▶ _Written instruction_: How many lines in the data below contain the word "Laisser"? Give only the number.

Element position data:
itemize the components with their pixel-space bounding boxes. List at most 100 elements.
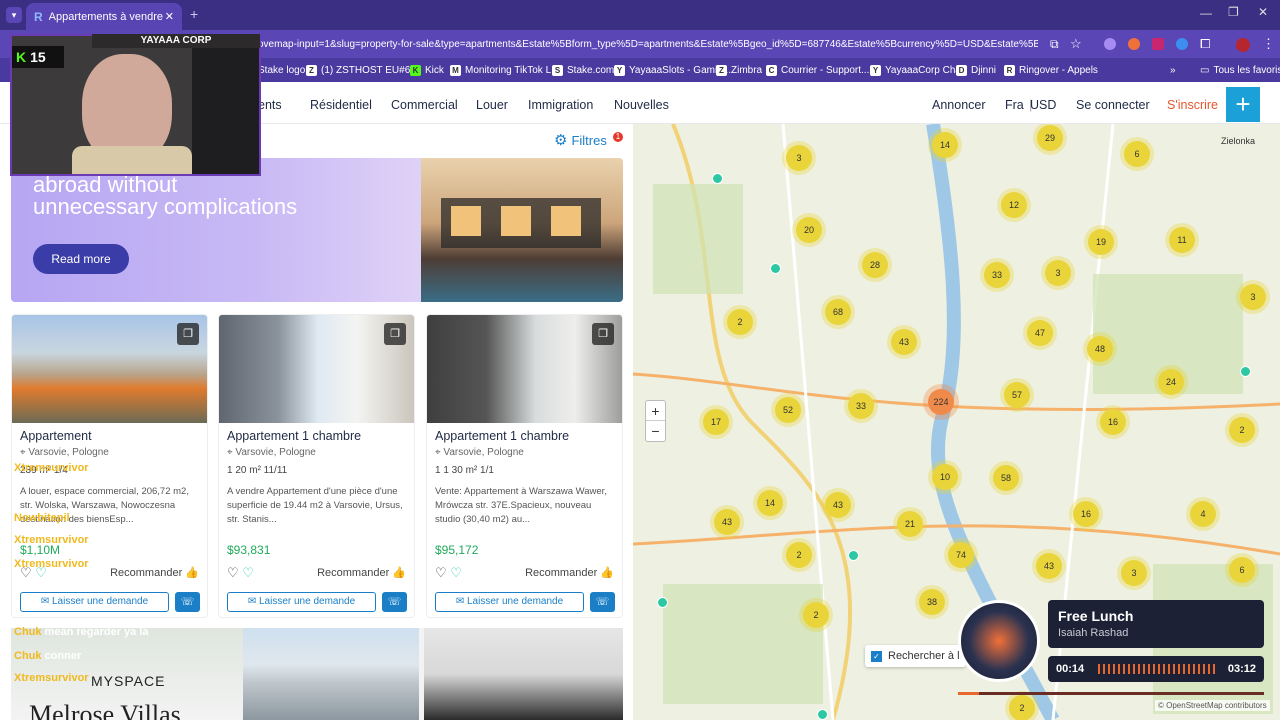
bookmark-item[interactable]: C Courrier - Support... — [766, 65, 869, 76]
map-cluster[interactable]: 12 — [1001, 192, 1027, 218]
like-icon[interactable]: ♡ — [242, 565, 254, 580]
listing-title[interactable]: Appartement 1 chambre — [227, 429, 361, 443]
close-window-icon[interactable]: ✕ — [1258, 5, 1268, 19]
bookmark-item[interactable]: Z (1) ZSTHOST EU#6-... — [306, 65, 422, 76]
phone-button[interactable]: ☏ — [382, 592, 407, 612]
heart-icon[interactable]: ♡ — [227, 565, 239, 580]
listing-card[interactable]: ❐ Appartement 1 chambre ⌖ Varsovie, Polo… — [218, 314, 415, 618]
request-button[interactable]: ✉ Laisser une demande — [20, 592, 169, 612]
nav-item-commercial[interactable]: Commercial — [391, 98, 458, 112]
bookmark-item[interactable]: K Kick — [410, 65, 444, 76]
map-cluster[interactable]: 57 — [1004, 382, 1030, 408]
map-cluster[interactable]: 3 — [1045, 260, 1071, 286]
announce-link[interactable]: Annoncer — [932, 98, 986, 112]
nav-item-nouvelles[interactable]: Nouvelles — [614, 98, 669, 112]
bookmark-item[interactable]: Z Zimbra — [716, 65, 762, 76]
zoom-in-button[interactable]: + — [646, 401, 665, 421]
like-icon[interactable]: ♡ — [450, 565, 462, 580]
nav-item-immigration[interactable]: Immigration — [528, 98, 593, 112]
map-cluster[interactable]: 2 — [786, 542, 812, 568]
map-cluster[interactable]: 74 — [948, 542, 974, 568]
listing-card[interactable]: ❐ Appartement 1 chambre ⌖ Varsovie, Polo… — [426, 314, 623, 618]
add-listing-button[interactable]: + — [1226, 87, 1260, 122]
close-tab-icon[interactable]: ✕ — [165, 10, 174, 23]
signup-link[interactable]: S'inscrire — [1167, 98, 1218, 112]
map-cluster[interactable]: 48 — [1087, 336, 1113, 362]
recommend-button[interactable]: Recommander 👍 — [110, 566, 199, 579]
map-pin[interactable] — [1240, 366, 1251, 377]
map-cluster[interactable]: 2 — [727, 309, 753, 335]
bookmark-item[interactable]: R Ringover - Appels — [1004, 65, 1098, 76]
featured-development-banner[interactable]: MYSPACE Melrose Villas — [11, 628, 623, 720]
bookmark-item[interactable]: Y YayaaaSlots - Gamin... — [614, 65, 731, 76]
request-button[interactable]: ✉ Laisser une demande — [435, 592, 584, 612]
search-on-move-toggle[interactable]: ✓ Rechercher à l — [865, 645, 966, 667]
bookmark-item[interactable]: S Stake.com — [552, 65, 614, 76]
login-link[interactable]: Se connecter — [1076, 98, 1150, 112]
bookmark-item[interactable]: M Monitoring TikTok L... — [450, 65, 559, 76]
map-pin[interactable] — [712, 173, 723, 184]
map-cluster[interactable]: 43 — [825, 492, 851, 518]
map-pin[interactable] — [657, 597, 668, 608]
map-cluster[interactable]: 38 — [919, 589, 945, 615]
star-icon[interactable]: ☆ — [1070, 36, 1082, 52]
extension-icon[interactable] — [1128, 38, 1140, 50]
puzzle-icon[interactable]: ⧠ — [1200, 36, 1210, 52]
nav-item-residentiel[interactable]: Résidentiel — [310, 98, 372, 112]
map-cluster[interactable]: 24 — [1158, 369, 1184, 395]
map-cluster[interactable]: 20 — [796, 217, 822, 243]
map-cluster[interactable]: 28 — [862, 252, 888, 278]
map-cluster[interactable]: 33 — [984, 262, 1010, 288]
listing-title[interactable]: Appartement 1 chambre — [435, 429, 569, 443]
map-cluster[interactable]: 43 — [1036, 553, 1062, 579]
map-cluster[interactable]: 3 — [1240, 284, 1266, 310]
nav-item[interactable]: ents — [258, 98, 282, 112]
map-cluster-large[interactable]: 224 — [928, 389, 954, 415]
bookmark-item[interactable]: Y YayaaaCorp Chat — [870, 65, 964, 76]
active-tab[interactable]: R Appartements à vendre en Pol ✕ — [26, 3, 182, 30]
map-cluster[interactable]: 17 — [703, 409, 729, 435]
recommend-button[interactable]: Recommander 👍 — [317, 566, 406, 579]
map-cluster[interactable]: 2 — [803, 602, 829, 628]
bookmark-icon[interactable]: ❐ — [177, 323, 199, 345]
map-cluster[interactable]: 14 — [757, 490, 783, 516]
map-cluster[interactable]: 6 — [1229, 557, 1255, 583]
map-cluster[interactable]: 29 — [1037, 125, 1063, 151]
nav-item-louer[interactable]: Louer — [476, 98, 508, 112]
map-cluster[interactable]: 33 — [848, 393, 874, 419]
map-cluster[interactable]: 52 — [775, 397, 801, 423]
zoom-out-button[interactable]: − — [646, 421, 665, 441]
map-cluster[interactable]: 43 — [714, 509, 740, 535]
map-pin[interactable] — [770, 263, 781, 274]
new-tab-icon[interactable]: + — [190, 6, 198, 22]
map-cluster[interactable]: 3 — [1121, 560, 1147, 586]
map-cluster[interactable]: 11 — [1169, 227, 1195, 253]
recommend-button[interactable]: Recommander 👍 — [525, 566, 614, 579]
extension-icon[interactable] — [1152, 38, 1164, 50]
bookmark-icon[interactable]: ❐ — [384, 323, 406, 345]
bookmark-item[interactable]: Stake logo — [258, 65, 305, 76]
map-cluster[interactable]: 43 — [891, 329, 917, 355]
bookmark-item[interactable]: D Djinni — [956, 65, 996, 76]
language-select[interactable]: Fra — [1005, 98, 1024, 112]
map-cluster[interactable]: 3 — [786, 145, 812, 171]
map-pin[interactable] — [848, 550, 859, 561]
all-bookmarks[interactable]: ▭ Tous les favoris — [1200, 65, 1280, 76]
map-cluster[interactable]: 6 — [1124, 141, 1150, 167]
extension-icon[interactable] — [1176, 38, 1188, 50]
extension-icon[interactable] — [1104, 38, 1116, 50]
map-cluster[interactable]: 10 — [932, 464, 958, 490]
read-more-button[interactable]: Read more — [33, 244, 129, 274]
map-cluster[interactable]: 4 — [1190, 501, 1216, 527]
listing-title[interactable]: Appartement — [20, 429, 92, 443]
url-input[interactable]: ovemap-input=1&slug=property-for-sale&ty… — [258, 39, 1038, 50]
profile-avatar[interactable] — [1236, 38, 1250, 52]
map-pin[interactable] — [817, 709, 828, 720]
phone-button[interactable]: ☏ — [590, 592, 615, 612]
checkbox-checked-icon[interactable]: ✓ — [871, 650, 882, 662]
minimize-icon[interactable]: — — [1200, 6, 1212, 20]
map-cluster[interactable]: 16 — [1100, 409, 1126, 435]
map-cluster[interactable]: 21 — [897, 511, 923, 537]
map-cluster[interactable]: 68 — [825, 299, 851, 325]
chevron-more-icon[interactable]: » — [1170, 65, 1176, 76]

▶ _Written reply_: 2